Your task is to reproduce the entries below word for word.

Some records
* start *

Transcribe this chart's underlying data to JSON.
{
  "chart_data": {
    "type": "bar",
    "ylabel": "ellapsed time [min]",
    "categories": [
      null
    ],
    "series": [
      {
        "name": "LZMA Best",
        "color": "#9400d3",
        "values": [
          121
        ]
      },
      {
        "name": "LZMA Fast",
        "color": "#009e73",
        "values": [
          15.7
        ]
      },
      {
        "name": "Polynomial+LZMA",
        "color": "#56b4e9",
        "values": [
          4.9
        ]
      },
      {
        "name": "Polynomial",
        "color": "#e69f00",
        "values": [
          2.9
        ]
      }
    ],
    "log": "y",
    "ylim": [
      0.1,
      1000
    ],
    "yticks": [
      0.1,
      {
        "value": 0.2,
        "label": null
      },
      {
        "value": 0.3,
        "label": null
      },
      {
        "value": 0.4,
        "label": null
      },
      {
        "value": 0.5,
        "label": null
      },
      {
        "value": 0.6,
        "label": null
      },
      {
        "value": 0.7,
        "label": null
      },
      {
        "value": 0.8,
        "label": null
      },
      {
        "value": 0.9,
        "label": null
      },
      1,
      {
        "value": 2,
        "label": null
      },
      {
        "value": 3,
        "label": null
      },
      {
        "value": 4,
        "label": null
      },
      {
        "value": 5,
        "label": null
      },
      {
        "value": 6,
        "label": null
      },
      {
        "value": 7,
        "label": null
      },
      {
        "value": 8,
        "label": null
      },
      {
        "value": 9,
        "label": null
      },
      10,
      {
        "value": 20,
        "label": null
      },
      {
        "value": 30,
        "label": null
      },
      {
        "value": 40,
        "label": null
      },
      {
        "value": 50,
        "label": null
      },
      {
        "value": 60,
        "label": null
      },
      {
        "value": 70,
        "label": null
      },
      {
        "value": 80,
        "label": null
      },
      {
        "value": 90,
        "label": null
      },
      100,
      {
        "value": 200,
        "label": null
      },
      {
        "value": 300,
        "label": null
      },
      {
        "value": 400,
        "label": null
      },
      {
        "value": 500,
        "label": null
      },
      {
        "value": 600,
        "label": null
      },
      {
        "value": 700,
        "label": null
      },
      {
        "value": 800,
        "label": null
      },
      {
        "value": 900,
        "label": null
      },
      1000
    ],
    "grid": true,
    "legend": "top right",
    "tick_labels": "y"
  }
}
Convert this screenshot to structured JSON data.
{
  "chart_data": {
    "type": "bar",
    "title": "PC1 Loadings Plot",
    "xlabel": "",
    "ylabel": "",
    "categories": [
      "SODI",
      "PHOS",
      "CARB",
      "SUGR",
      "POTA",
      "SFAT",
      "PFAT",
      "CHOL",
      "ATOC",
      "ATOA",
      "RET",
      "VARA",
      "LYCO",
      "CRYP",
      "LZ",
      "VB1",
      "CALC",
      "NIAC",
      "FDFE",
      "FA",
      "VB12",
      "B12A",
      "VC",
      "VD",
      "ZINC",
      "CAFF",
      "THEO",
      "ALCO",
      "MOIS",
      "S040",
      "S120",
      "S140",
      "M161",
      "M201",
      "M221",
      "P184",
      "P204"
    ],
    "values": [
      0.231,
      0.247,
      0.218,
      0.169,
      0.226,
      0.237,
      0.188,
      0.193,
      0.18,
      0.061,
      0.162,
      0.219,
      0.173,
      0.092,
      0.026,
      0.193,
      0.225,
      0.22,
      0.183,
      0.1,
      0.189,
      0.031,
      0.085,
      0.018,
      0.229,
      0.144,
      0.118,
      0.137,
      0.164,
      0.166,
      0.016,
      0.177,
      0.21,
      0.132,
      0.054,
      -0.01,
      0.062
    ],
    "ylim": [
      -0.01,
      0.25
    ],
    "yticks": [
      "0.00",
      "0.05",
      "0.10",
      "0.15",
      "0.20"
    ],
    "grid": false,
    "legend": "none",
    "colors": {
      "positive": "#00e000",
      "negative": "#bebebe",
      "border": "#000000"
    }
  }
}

* end *

> **Solved problem**:
Transcribe this chart's underlying data to JSON.
{
  "chart_data": {
    "type": "bar",
    "ylabel": "ellapsed time [min]",
    "categories": [
      null
    ],
    "series": [
      {
        "name": "LZMA Best",
        "color": "#9400d3",
        "values": [
          121
        ]
      },
      {
        "name": "LZMA Fast",
        "color": "#009e73",
        "values": [
          15.7
        ]
      },
      {
        "name": "Polynomial+LZMA",
        "color": "#56b4e9",
        "values": [
          4.9
        ]
      },
      {
        "name": "Polynomial",
        "color": "#e69f00",
        "values": [
          2.9
        ]
      }
    ],
    "log": "y",
    "ylim": [
      0.1,
      1000
    ],
    "yticks": [
      0.1,
      {
        "value": 0.2,
        "label": null
      },
      {
        "value": 0.3,
        "label": null
      },
      {
        "value": 0.4,
        "label": null
      },
      {
        "value": 0.5,
        "label": null
      },
      {
        "value": 0.6,
        "label": null
      },
      {
        "value": 0.7,
        "label": null
      },
      {
        "value": 0.8,
        "label": null
      },
      {
        "value": 0.9,
        "label": null
      },
      1,
      {
        "value": 2,
        "label": null
      },
      {
        "value": 3,
        "label": null
      },
      {
        "value": 4,
        "label": null
      },
      {
        "value": 5,
        "label": null
      },
      {
        "value": 6,
        "label": null
      },
      {
        "value": 7,
        "label": null
      },
      {
        "value": 8,
        "label": null
      },
      {
        "value": 9,
        "label": null
      },
      10,
      {
        "value": 20,
        "label": null
      },
      {
        "value": 30,
        "label": null
      },
      {
        "value": 40,
        "label": null
      },
      {
        "value": 50,
        "label": null
      },
      {
        "value": 60,
        "label": null
      },
      {
        "value": 70,
        "label": null
      },
      {
        "value": 80,
        "label": null
      },
      {
        "value": 90,
        "label": null
      },
      100,
      {
        "value": 200,
        "label": null
      },
      {
        "value": 300,
        "label": null
      },
      {
        "value": 400,
        "label": null
      },
      {
        "value": 500,
        "label": null
      },
      {
        "value": 600,
        "label": null
      },
      {
        "value": 700,
        "label": null
      },
      {
        "value": 800,
        "label": null
      },
      {
        "value": 900,
        "label": null
      },
      1000
    ],
    "grid": true,
    "legend": "top right",
    "tick_labels": "y"
  }
}
Convert this screenshot to structured JSON data.
{
  "chart_data": {
    "type": "bar",
    "title": "PC1 Loadings Plot",
    "xlabel": "",
    "ylabel": "",
    "categories": [
      "SODI",
      "PHOS",
      "CARB",
      "SUGR",
      "POTA",
      "SFAT",
      "PFAT",
      "CHOL",
      "ATOC",
      "ATOA",
      "RET",
      "VARA",
      "LYCO",
      "CRYP",
      "LZ",
      "VB1",
      "CALC",
      "NIAC",
      "FDFE",
      "FA",
      "VB12",
      "B12A",
      "VC",
      "VD",
      "ZINC",
      "CAFF",
      "THEO",
      "ALCO",
      "MOIS",
      "S040",
      "S120",
      "S140",
      "M161",
      "M201",
      "M221",
      "P184",
      "P204"
    ],
    "values": [
      0.231,
      0.247,
      0.218,
      0.169,
      0.226,
      0.237,
      0.188,
      0.193,
      0.18,
      0.061,
      0.162,
      0.219,
      0.173,
      0.092,
      0.026,
      0.193,
      0.225,
      0.22,
      0.183,
      0.1,
      0.189,
      0.031,
      0.085,
      0.018,
      0.229,
      0.144,
      0.118,
      0.137,
      0.164,
      0.166,
      0.016,
      0.177,
      0.21,
      0.132,
      0.054,
      -0.01,
      0.062
    ],
    "ylim": [
      -0.01,
      0.25
    ],
    "yticks": [
      "0.00",
      "0.05",
      "0.10",
      "0.15",
      "0.20"
    ],
    "grid": false,
    "legend": "none",
    "colors": {
      "positive": "#00e000",
      "negative": "#bebebe",
      "border": "#000000"
    }
  }
}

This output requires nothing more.